Output each line of the material exactly as it stands.

───── GIVEN DATA ─────

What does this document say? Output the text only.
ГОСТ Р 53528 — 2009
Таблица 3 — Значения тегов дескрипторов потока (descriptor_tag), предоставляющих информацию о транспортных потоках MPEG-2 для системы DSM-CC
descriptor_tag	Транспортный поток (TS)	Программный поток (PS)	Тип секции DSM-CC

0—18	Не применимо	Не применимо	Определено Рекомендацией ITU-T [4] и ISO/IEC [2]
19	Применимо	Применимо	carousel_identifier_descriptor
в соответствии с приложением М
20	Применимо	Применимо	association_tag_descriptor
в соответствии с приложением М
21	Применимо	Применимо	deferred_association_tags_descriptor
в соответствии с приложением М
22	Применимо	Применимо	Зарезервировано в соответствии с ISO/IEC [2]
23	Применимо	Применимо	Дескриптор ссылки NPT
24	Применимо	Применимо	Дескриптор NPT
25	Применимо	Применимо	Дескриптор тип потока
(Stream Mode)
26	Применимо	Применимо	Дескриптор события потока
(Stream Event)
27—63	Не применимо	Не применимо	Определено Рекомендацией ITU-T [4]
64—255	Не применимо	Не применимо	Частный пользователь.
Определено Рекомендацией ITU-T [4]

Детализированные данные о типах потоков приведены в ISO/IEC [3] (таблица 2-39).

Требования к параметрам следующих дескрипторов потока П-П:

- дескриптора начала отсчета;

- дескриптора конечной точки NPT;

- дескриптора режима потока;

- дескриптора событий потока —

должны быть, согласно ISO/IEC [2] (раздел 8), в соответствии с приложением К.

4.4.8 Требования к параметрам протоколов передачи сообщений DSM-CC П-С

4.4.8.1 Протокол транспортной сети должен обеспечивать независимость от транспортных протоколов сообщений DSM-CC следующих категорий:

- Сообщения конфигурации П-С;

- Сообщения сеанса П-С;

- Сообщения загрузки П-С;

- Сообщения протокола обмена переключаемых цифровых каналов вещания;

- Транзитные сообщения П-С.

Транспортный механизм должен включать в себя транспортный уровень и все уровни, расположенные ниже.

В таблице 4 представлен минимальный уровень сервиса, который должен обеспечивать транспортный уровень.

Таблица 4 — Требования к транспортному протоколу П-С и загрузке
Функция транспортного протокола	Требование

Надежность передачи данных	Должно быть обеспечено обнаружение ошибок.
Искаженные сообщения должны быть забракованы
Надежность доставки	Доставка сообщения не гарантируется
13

─────

• [RESULT]
What does this document say? Output the text only.
ГОСТ Р 53528 — 2009
Таблица 3 — Значения тегов дескрипторов потока (descriptor_tag), предоставляющих информацию о транспортных потоках MPEG-2 для системы DSM-CC
descriptor_tag	Транспортный поток (TS)	Программный поток (PS)	Тип секции DSM-CC

0—18	Не применимо	Не применимо	Определено Рекомендацией ITU-T [4] и ISO/IEC [2]
19	Применимо	Применимо	carousel_identifier_descriptor
в соответствии с приложением М
20	Применимо	Применимо	association_tag_descriptor
в соответствии с приложением М
21	Применимо	Применимо	deferred_association_tags_descriptor
в соответствии с приложением М
22	Применимо	Применимо	Зарезервировано в соответствии с ISO/IEC [2]
23	Применимо	Применимо	Дескриптор ссылки NPT
24	Применимо	Применимо	Дескриптор NPT
25	Применимо	Применимо	Дескриптор тип потока
(Stream Mode)
26	Применимо	Применимо	Дескриптор события потока
(Stream Event)
27—63	Не применимо	Не применимо	Определено Рекомендацией ITU-T [4]
64—255	Не применимо	Не применимо	Частный пользователь.
Определено Рекомендацией ITU-T [4]

Детализированные данные о типах потоков приведены в ISO/IEC [3] (таблица 2-39).

Требования к параметрам следующих дескрипторов потока П-П:

- дескриптора начала отсчета;

- дескриптора конечной точки NPT;

- дескриптора режима потока;

- дескриптора событий потока —

должны быть, согласно ISO/IEC [2] (раздел 8), в соответствии с приложением К.

4.4.8 Требования к параметрам протоколов передачи сообщений DSM-CC П-С

4.4.8.1 Протокол транспортной сети должен обеспечивать независимость от транспортных протоколов сообщений DSM-CC следующих категорий:

- Сообщения конфигурации П-С;

- Сообщения сеанса П-С;

- Сообщения загрузки П-С;

- Сообщения протокола обмена переключаемых цифровых каналов вещания;

- Транзитные сообщения П-С.

Транспортный механизм должен включать в себя транспортный уровень и все уровни, расположенные ниже.

В таблице 4 представлен минимальный уровень сервиса, который должен обеспечивать транспортный уровень.

Таблица 4 — Требования к транспортному протоколу П-С и загрузке
Функция транспортного протокола	Требование

Надежность передачи данных	Должно быть обеспечено обнаружение ошибок.
Искаженные сообщения должны быть забракованы
Надежность доставки	Доставка сообщения не гарантируется
13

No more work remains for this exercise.